Collected data »
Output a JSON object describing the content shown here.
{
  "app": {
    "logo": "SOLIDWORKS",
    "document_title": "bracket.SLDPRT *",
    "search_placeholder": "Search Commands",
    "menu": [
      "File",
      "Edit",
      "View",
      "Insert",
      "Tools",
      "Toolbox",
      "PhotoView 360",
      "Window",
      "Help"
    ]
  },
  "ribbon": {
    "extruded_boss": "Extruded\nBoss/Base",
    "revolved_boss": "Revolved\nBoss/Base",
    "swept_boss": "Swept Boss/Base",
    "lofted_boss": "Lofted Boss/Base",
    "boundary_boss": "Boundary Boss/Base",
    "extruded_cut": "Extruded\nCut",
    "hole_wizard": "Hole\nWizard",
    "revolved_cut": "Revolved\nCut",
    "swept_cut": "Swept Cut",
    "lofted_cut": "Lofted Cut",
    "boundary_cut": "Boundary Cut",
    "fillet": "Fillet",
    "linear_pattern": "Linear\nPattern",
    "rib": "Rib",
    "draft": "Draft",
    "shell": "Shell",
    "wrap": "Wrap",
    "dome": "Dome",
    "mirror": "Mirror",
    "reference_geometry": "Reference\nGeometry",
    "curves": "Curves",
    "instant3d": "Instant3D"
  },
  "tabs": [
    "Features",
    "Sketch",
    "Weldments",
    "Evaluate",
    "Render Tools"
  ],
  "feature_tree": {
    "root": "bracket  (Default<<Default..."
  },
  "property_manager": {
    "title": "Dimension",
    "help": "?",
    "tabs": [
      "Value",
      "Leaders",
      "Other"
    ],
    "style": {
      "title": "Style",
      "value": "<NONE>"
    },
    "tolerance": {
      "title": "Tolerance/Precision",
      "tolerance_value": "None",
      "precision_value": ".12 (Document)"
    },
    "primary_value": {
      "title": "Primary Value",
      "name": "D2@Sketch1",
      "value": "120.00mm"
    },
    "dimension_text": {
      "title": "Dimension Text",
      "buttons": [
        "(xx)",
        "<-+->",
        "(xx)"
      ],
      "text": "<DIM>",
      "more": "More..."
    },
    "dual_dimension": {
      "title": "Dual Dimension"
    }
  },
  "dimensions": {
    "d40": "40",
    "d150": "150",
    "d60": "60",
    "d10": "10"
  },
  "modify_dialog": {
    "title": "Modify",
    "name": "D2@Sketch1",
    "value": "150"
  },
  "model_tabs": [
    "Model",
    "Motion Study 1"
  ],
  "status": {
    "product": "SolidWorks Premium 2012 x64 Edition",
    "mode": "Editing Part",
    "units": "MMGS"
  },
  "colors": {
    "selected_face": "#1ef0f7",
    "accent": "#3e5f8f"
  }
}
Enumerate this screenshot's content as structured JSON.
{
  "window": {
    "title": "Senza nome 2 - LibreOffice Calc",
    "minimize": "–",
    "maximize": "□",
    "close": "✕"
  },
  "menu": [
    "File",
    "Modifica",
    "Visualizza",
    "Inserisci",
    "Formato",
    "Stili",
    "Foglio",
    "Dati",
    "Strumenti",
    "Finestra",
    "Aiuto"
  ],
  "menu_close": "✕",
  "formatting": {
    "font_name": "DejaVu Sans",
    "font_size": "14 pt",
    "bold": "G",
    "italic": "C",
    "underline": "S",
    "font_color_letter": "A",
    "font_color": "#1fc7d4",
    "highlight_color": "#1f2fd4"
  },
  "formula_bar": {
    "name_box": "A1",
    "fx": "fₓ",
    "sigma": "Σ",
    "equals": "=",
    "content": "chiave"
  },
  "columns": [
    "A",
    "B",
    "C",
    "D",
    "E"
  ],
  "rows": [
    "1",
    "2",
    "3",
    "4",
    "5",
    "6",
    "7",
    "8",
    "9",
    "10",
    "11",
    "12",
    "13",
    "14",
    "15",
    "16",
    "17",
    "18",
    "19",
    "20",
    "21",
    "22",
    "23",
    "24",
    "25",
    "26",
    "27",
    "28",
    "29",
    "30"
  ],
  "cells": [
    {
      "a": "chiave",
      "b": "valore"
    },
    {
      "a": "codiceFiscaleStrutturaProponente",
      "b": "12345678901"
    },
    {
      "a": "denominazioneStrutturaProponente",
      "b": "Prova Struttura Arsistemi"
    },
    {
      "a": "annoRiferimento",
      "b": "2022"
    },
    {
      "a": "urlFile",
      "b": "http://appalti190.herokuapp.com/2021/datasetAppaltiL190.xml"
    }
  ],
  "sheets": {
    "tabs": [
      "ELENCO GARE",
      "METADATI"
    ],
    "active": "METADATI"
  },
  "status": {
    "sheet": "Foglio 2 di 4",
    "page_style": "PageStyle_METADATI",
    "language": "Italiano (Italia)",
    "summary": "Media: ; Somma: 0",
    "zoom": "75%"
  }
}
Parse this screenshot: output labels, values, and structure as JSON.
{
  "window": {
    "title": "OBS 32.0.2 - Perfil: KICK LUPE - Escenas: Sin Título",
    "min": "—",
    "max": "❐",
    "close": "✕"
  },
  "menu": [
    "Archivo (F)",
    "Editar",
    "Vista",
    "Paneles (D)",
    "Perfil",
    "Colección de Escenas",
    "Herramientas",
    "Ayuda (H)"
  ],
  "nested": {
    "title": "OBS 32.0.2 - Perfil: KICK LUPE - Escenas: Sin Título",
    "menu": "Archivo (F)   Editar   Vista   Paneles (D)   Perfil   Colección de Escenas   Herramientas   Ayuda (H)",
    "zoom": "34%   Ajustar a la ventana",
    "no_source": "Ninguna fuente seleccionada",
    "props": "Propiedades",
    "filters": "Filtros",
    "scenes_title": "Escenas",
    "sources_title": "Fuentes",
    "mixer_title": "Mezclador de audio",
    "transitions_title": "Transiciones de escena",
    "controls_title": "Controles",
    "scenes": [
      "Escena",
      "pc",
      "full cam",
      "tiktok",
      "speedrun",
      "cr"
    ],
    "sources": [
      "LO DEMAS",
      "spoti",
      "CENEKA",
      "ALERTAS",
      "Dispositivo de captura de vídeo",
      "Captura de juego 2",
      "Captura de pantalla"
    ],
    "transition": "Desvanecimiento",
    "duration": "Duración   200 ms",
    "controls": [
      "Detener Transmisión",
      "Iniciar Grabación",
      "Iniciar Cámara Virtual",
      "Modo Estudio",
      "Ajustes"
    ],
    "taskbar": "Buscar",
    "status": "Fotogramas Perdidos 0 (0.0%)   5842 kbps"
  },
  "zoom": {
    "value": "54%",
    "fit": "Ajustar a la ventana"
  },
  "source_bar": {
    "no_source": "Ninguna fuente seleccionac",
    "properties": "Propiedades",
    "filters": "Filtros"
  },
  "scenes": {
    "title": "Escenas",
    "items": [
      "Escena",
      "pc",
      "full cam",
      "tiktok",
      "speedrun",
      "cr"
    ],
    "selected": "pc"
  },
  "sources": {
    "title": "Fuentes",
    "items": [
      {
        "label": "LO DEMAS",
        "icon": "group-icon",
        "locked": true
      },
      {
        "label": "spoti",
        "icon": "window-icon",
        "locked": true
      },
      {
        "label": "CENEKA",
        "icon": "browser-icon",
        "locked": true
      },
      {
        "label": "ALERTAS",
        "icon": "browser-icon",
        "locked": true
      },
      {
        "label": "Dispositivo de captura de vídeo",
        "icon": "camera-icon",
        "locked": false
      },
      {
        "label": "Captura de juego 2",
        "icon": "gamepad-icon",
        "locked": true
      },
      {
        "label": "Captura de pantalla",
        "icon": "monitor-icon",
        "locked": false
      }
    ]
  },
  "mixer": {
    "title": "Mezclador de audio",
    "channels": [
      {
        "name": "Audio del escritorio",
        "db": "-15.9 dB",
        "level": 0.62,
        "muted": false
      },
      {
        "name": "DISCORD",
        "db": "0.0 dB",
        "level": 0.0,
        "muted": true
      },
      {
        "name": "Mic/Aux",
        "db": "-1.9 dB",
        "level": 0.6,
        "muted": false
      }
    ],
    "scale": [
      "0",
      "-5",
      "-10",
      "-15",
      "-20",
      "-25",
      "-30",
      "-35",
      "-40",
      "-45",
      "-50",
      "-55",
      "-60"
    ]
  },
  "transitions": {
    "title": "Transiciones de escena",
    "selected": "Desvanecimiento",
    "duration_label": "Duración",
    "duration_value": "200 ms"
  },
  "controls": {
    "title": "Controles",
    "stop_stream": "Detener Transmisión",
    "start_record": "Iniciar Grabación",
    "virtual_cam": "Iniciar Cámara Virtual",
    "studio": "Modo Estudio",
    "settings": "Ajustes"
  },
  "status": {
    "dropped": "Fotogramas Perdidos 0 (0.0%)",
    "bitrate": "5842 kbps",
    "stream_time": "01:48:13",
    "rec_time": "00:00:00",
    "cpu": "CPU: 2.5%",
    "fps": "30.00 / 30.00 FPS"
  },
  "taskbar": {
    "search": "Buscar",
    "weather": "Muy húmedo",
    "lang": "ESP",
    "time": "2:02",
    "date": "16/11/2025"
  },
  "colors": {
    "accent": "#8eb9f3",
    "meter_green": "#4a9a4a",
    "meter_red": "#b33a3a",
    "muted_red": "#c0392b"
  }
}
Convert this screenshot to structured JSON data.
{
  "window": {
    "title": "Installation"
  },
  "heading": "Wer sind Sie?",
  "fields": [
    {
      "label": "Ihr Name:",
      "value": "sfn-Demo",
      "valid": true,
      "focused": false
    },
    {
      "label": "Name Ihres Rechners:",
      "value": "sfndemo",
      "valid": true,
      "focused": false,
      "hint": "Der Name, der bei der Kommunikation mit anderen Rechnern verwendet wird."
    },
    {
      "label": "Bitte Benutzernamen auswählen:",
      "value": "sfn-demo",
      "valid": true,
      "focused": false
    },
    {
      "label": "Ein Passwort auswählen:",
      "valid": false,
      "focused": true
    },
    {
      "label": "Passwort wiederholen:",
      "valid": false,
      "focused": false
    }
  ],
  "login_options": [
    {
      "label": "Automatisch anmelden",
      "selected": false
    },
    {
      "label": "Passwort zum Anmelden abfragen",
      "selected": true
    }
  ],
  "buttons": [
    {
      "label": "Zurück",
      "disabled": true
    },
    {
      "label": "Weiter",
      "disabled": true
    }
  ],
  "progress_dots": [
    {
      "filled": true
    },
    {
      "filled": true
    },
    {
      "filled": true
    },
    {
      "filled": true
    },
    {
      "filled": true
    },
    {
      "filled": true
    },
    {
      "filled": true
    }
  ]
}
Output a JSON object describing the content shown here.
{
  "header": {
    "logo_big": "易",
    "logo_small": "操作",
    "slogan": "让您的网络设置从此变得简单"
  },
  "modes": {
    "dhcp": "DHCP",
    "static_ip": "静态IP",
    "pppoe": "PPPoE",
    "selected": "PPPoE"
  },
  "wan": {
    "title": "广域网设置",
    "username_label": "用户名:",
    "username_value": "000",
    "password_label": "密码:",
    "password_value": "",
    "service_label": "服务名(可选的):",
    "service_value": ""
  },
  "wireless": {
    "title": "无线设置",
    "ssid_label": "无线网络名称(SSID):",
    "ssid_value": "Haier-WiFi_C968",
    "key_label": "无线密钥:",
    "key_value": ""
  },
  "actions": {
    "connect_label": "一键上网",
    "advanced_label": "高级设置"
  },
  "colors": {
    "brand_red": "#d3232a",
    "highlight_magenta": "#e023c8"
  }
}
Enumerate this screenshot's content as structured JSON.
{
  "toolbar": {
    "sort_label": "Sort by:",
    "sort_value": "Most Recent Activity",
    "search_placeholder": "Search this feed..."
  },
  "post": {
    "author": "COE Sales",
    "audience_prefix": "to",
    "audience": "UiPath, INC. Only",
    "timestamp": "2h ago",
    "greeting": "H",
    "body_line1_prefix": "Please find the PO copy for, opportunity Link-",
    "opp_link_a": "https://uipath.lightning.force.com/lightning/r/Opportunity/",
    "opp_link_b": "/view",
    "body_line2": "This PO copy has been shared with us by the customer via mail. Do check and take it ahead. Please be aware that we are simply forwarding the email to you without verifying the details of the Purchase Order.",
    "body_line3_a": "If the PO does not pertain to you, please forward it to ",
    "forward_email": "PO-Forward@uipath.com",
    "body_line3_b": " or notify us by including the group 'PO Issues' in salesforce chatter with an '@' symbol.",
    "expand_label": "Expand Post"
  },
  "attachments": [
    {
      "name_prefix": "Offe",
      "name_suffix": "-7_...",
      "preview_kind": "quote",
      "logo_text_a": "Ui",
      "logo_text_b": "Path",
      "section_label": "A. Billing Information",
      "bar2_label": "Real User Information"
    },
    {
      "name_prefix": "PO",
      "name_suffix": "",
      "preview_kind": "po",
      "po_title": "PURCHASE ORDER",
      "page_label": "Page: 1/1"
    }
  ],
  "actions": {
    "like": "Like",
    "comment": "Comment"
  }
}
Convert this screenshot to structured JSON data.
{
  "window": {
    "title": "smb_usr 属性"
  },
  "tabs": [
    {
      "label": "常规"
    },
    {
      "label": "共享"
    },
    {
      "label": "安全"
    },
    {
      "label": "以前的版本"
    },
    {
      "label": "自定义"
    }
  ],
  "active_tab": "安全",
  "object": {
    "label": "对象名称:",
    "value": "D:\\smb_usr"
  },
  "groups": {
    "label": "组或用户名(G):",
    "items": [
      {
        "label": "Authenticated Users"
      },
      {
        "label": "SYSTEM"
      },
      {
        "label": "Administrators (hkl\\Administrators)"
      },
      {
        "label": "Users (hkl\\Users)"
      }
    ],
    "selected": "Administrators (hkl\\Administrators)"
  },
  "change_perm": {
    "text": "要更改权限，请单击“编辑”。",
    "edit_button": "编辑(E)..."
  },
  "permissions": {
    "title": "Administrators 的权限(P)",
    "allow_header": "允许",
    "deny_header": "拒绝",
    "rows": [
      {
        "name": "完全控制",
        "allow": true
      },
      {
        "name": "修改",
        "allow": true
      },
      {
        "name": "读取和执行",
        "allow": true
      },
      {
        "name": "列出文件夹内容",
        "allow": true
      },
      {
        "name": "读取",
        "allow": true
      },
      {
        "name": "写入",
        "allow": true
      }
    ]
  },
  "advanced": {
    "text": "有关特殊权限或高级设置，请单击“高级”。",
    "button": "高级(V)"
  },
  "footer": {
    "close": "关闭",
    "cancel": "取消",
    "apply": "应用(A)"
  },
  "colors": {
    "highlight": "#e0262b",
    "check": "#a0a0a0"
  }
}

What this task involves » Return from the data every line that holds "Ninguna".

Response »
    "no_source": "Ninguna fuente seleccionada",
    "no_source": "Ninguna fuente seleccionac",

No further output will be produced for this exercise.